==== ENTRIES SHOWN ====
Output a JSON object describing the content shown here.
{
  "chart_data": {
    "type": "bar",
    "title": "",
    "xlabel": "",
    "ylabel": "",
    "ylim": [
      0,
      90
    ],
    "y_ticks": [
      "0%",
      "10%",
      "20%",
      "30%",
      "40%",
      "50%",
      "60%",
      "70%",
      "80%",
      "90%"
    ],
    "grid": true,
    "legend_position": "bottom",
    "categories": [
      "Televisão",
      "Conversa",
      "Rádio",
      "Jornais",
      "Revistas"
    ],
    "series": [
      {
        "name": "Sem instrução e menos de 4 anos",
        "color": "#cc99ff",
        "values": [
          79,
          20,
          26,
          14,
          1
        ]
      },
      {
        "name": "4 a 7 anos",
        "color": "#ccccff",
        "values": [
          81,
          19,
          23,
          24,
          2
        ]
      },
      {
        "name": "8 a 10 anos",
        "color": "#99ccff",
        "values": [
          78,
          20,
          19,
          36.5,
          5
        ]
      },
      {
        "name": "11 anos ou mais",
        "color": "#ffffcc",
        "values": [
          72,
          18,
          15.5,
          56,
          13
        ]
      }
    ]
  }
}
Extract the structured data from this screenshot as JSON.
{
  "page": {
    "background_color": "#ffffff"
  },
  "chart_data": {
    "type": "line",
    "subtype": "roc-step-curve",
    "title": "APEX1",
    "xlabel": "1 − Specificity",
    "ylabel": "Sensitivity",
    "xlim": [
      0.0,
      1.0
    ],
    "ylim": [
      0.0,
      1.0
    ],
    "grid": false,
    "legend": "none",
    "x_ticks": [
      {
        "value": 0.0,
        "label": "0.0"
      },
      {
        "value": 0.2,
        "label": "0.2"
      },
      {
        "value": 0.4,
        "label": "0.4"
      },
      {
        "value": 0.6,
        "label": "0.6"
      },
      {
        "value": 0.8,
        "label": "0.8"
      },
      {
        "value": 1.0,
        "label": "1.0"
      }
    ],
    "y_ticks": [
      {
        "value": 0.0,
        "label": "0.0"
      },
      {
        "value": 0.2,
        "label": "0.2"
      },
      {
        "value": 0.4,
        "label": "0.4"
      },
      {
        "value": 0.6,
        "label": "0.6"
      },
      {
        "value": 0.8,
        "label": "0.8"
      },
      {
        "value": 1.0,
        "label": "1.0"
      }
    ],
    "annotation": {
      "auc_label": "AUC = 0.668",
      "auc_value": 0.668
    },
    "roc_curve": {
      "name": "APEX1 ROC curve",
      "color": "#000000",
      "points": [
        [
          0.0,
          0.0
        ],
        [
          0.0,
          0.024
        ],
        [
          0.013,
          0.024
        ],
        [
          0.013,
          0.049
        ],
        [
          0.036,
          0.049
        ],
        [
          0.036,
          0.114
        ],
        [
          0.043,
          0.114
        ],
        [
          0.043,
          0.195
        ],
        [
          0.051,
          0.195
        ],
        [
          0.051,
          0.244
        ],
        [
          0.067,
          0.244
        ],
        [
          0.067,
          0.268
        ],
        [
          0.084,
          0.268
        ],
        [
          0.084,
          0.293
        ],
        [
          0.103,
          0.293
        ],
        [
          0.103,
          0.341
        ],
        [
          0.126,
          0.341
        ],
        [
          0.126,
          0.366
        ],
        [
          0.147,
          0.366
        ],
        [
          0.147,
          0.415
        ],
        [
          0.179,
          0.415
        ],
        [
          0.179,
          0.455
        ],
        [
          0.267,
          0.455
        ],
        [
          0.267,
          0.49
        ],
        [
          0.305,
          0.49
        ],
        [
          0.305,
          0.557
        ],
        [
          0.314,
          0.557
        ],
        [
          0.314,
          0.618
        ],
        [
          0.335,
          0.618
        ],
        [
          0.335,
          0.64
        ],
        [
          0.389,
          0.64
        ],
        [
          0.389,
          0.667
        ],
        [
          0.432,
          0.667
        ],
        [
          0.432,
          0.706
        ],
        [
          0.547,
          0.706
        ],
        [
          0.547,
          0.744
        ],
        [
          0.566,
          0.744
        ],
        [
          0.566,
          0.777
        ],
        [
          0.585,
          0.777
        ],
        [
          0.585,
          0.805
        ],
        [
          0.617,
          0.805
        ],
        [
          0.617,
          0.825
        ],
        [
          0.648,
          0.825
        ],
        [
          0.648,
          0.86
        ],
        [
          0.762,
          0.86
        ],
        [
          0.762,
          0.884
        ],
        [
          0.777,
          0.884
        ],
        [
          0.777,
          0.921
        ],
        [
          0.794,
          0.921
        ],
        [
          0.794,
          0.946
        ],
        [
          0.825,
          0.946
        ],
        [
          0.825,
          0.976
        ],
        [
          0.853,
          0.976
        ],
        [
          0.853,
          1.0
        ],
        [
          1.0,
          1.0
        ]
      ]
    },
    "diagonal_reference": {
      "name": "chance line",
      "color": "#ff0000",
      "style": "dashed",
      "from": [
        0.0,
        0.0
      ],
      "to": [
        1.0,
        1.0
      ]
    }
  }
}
====
Copy all lines from the material that contain "name".

# SOLVED PROBLEM
        "name": "Sem instrução e menos de 4 anos",
        "name": "4 a 7 anos",
        "name": "8 a 10 anos",
        "name": "11 anos ou mais",
      "name": "APEX1 ROC curve",
      "name": "chance line",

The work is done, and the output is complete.